Lines of data:
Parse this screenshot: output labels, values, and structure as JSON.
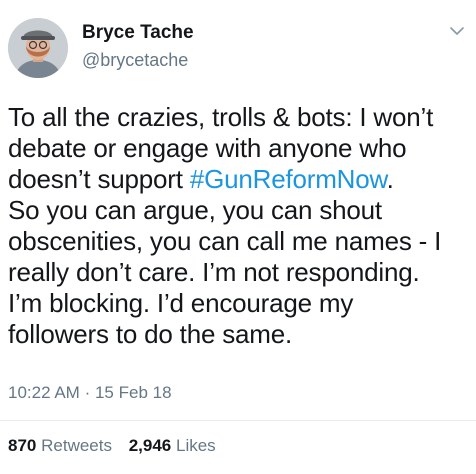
{
  "author": {
    "name": "Bryce Tache",
    "handle": "@brycetache"
  },
  "icons": {
    "menu": "chevron-down-icon",
    "avatar": "profile-avatar"
  },
  "tweet": {
    "lines": [
      "To all the crazies, trolls & bots: I won’t",
      "debate or engage with anyone who",
      "doesn’t support ",
      "So you can argue, you can shout",
      "obscenities, you can call me names - I",
      "really don’t care. I’m not responding.",
      "I’m blocking. I’d encourage my",
      "followers to do the same."
    ],
    "hashtag": "#GunReformNow",
    "hashtag_suffix": "."
  },
  "meta": {
    "time": "10:22 AM",
    "separator": "·",
    "date": "15 Feb 18"
  },
  "stats": {
    "retweets_count": "870",
    "retweets_label": "Retweets",
    "likes_count": "2,946",
    "likes_label": "Likes"
  },
  "colors": {
    "link": "#1b95e0",
    "secondary": "#657786",
    "text": "#14171a"
  }
}
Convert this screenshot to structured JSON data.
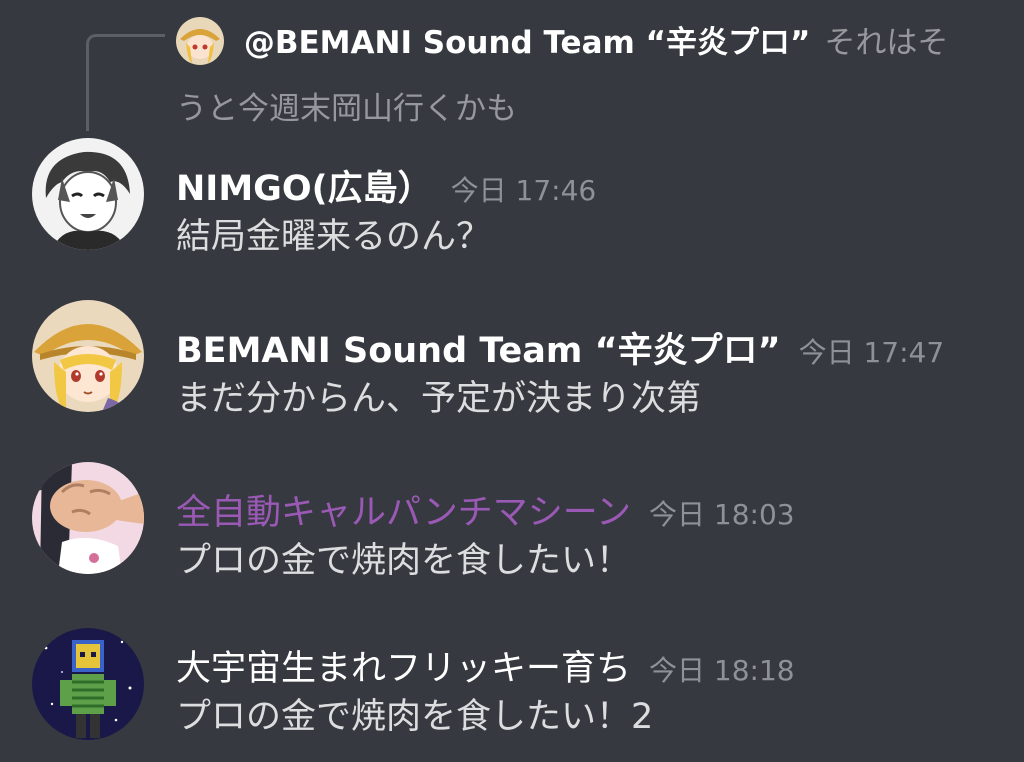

> **Written instruction**
Return all lines of the material above in which the word "this" occurs.

> **Answer for the task**
Parse this screenshot: output labels, values, and structure as JSON.
Convert this screenshot to structured JSON data.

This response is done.